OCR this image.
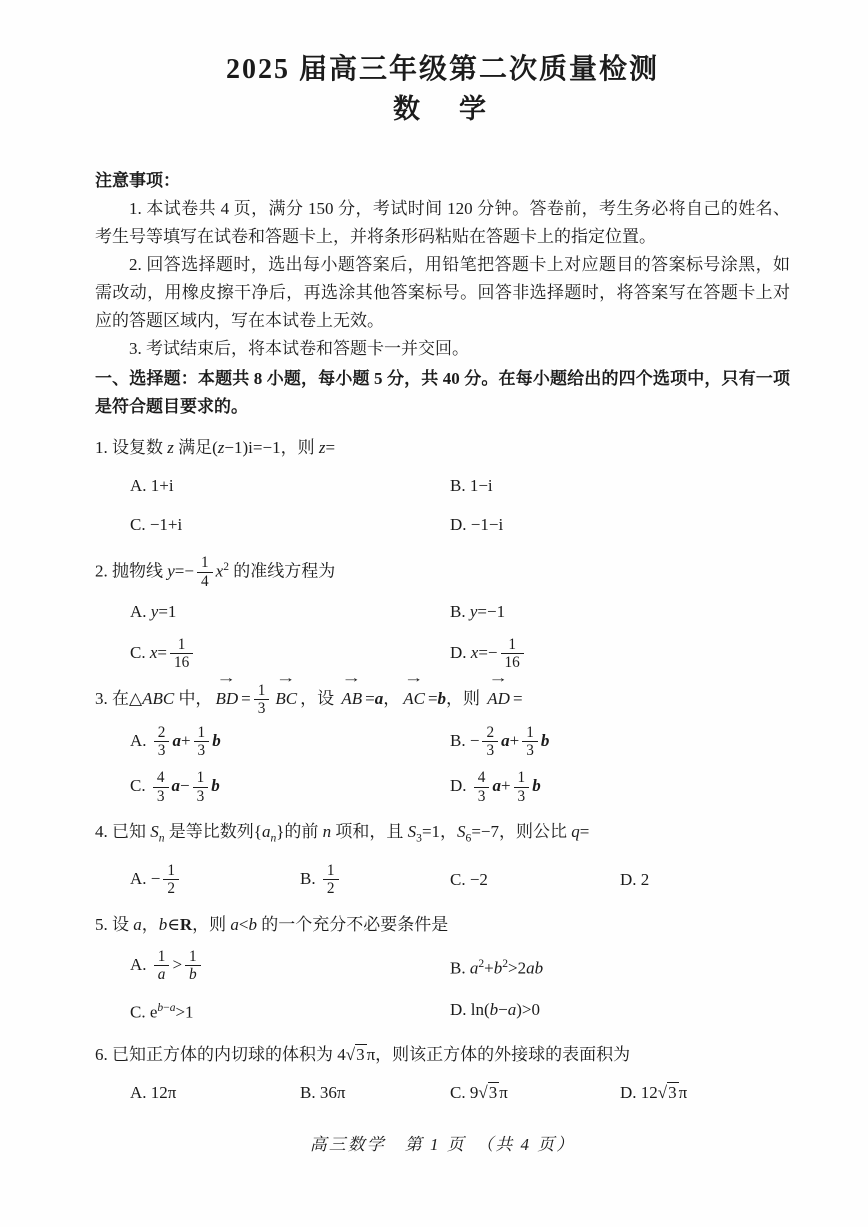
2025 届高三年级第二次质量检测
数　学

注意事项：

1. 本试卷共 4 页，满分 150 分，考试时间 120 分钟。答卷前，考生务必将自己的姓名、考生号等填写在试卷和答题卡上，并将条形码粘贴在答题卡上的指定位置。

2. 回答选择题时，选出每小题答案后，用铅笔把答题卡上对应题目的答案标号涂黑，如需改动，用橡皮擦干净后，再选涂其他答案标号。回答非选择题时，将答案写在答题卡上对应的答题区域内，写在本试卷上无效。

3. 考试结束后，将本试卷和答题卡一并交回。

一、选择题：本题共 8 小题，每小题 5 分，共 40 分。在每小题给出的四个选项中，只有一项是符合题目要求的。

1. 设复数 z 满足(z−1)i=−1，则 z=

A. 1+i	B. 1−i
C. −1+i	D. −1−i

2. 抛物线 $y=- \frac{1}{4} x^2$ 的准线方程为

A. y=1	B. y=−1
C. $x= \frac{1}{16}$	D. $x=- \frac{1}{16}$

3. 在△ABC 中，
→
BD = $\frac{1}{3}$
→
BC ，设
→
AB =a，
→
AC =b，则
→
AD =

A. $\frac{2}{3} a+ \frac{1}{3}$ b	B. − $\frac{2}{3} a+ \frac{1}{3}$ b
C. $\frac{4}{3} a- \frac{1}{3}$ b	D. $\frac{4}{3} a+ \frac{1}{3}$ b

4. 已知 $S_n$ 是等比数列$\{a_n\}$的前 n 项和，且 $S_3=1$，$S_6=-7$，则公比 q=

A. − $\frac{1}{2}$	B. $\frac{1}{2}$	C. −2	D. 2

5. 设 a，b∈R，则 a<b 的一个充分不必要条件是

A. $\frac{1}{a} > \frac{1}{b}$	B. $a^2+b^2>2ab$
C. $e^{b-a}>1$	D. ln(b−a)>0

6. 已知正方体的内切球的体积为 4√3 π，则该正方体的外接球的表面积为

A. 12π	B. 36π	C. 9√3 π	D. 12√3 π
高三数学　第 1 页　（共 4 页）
_____
**EXERCISE AIM:**
Scan the records for the string "frac". Copy each line in which it appears.

**RESPONSE:**
2. 抛物线 $y=- \frac{1}{4} x^2$ 的准线方程为
C. $x= \frac{1}{16}$	D. $x=- \frac{1}{16}$
BD = $\frac{1}{3}$
A. $\frac{2}{3} a+ \frac{1}{3}$ b	B. − $\frac{2}{3} a+ \frac{1}{3}$ b
C. $\frac{4}{3} a- \frac{1}{3}$ b	D. $\frac{4}{3} a+ \frac{1}{3}$ b
A. − $\frac{1}{2}$	B. $\frac{1}{2}$	C. −2	D. 2
A. $\frac{1}{a} > \frac{1}{b}$	B. $a^2+b^2>2ab$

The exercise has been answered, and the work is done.